What needs to be done
Return all the data, word for word.

-- Recorded data start --

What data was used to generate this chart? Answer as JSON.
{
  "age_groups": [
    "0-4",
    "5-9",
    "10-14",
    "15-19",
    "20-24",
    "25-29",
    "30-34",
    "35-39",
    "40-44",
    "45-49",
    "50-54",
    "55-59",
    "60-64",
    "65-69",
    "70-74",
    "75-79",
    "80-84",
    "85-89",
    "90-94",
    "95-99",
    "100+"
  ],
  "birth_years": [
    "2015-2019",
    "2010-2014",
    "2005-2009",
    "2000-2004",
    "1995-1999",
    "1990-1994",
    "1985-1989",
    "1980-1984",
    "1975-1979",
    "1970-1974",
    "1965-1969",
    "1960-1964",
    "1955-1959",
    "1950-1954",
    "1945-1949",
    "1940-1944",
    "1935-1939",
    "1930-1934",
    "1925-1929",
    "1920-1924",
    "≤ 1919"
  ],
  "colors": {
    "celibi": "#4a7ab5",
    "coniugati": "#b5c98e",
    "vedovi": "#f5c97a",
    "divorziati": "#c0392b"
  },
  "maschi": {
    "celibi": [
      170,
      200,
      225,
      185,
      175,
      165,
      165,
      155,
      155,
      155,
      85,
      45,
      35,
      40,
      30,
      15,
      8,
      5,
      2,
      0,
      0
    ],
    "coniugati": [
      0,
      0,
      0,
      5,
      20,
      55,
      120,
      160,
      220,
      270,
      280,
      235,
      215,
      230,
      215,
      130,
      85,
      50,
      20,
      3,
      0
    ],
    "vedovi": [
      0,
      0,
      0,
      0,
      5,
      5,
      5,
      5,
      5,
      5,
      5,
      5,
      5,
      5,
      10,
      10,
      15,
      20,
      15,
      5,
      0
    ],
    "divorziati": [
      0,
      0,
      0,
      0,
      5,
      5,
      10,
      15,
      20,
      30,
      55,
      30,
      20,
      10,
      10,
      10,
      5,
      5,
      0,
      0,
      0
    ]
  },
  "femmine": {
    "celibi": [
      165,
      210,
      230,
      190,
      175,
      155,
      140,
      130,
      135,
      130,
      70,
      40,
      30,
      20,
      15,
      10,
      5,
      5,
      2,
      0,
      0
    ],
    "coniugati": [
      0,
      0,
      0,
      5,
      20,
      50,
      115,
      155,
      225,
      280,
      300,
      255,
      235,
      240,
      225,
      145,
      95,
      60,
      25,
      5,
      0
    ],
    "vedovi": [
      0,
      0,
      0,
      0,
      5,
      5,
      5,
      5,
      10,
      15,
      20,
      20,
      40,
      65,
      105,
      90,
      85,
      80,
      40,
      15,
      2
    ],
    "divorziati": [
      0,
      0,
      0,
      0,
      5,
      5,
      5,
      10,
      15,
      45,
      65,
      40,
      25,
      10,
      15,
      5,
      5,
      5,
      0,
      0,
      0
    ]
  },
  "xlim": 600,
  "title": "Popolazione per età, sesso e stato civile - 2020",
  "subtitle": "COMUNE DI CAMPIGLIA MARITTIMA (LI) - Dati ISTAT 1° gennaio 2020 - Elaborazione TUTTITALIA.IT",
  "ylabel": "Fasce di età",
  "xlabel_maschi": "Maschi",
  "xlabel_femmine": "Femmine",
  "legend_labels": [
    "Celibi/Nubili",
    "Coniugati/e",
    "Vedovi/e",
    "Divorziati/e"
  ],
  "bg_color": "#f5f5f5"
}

-- Recorded data end --

Response to the exercise
What data was used to generate this chart? Answer as JSON.
{
  "age_groups": [
    "0-4",
    "5-9",
    "10-14",
    "15-19",
    "20-24",
    "25-29",
    "30-34",
    "35-39",
    "40-44",
    "45-49",
    "50-54",
    "55-59",
    "60-64",
    "65-69",
    "70-74",
    "75-79",
    "80-84",
    "85-89",
    "90-94",
    "95-99",
    "100+"
  ],
  "birth_years": [
    "2015-2019",
    "2010-2014",
    "2005-2009",
    "2000-2004",
    "1995-1999",
    "1990-1994",
    "1985-1989",
    "1980-1984",
    "1975-1979",
    "1970-1974",
    "1965-1969",
    "1960-1964",
    "1955-1959",
    "1950-1954",
    "1945-1949",
    "1940-1944",
    "1935-1939",
    "1930-1934",
    "1925-1929",
    "1920-1924",
    "≤ 1919"
  ],
  "colors": {
    "celibi": "#4a7ab5",
    "coniugati": "#b5c98e",
    "vedovi": "#f5c97a",
    "divorziati": "#c0392b"
  },
  "maschi": {
    "celibi": [
      170,
      200,
      225,
      185,
      175,
      165,
      165,
      155,
      155,
      155,
      85,
      45,
      35,
      40,
      30,
      15,
      8,
      5,
      2,
      0,
      0
    ],
    "coniugati": [
      0,
      0,
      0,
      5,
      20,
      55,
      120,
      160,
      220,
      270,
      280,
      235,
      215,
      230,
      215,
      130,
      85,
      50,
      20,
      3,
      0
    ],
    "vedovi": [
      0,
      0,
      0,
      0,
      5,
      5,
      5,
      5,
      5,
      5,
      5,
      5,
      5,
      5,
      10,
      10,
      15,
      20,
      15,
      5,
      0
    ],
    "divorziati": [
      0,
      0,
      0,
      0,
      5,
      5,
      10,
      15,
      20,
      30,
      55,
      30,
      20,
      10,
      10,
      10,
      5,
      5,
      0,
      0,
      0
    ]
  },
  "femmine": {
    "celibi": [
      165,
      210,
      230,
      190,
      175,
      155,
      140,
      130,
      135,
      130,
      70,
      40,
      30,
      20,
      15,
      10,
      5,
      5,
      2,
      0,
      0
    ],
    "coniugati": [
      0,
      0,
      0,
      5,
      20,
      50,
      115,
      155,
      225,
      280,
      300,
      255,
      235,
      240,
      225,
      145,
      95,
      60,
      25,
      5,
      0
    ],
    "vedovi": [
      0,
      0,
      0,
      0,
      5,
      5,
      5,
      5,
      10,
      15,
      20,
      20,
      40,
      65,
      105,
      90,
      85,
      80,
      40,
      15,
      2
    ],
    "divorziati": [
      0,
      0,
      0,
      0,
      5,
      5,
      5,
      10,
      15,
      45,
      65,
      40,
      25,
      10,
      15,
      5,
      5,
      5,
      0,
      0,
      0
    ]
  },
  "xlim": 600,
  "title": "Popolazione per età, sesso e stato civile - 2020",
  "subtitle": "COMUNE DI CAMPIGLIA MARITTIMA (LI) - Dati ISTAT 1° gennaio 2020 - Elaborazione TUTTITALIA.IT",
  "ylabel": "Fasce di età",
  "xlabel_maschi": "Maschi",
  "xlabel_femmine": "Femmine",
  "legend_labels": [
    "Celibi/Nubili",
    "Coniugati/e",
    "Vedovi/e",
    "Divorziati/e"
  ],
  "bg_color": "#f5f5f5"
}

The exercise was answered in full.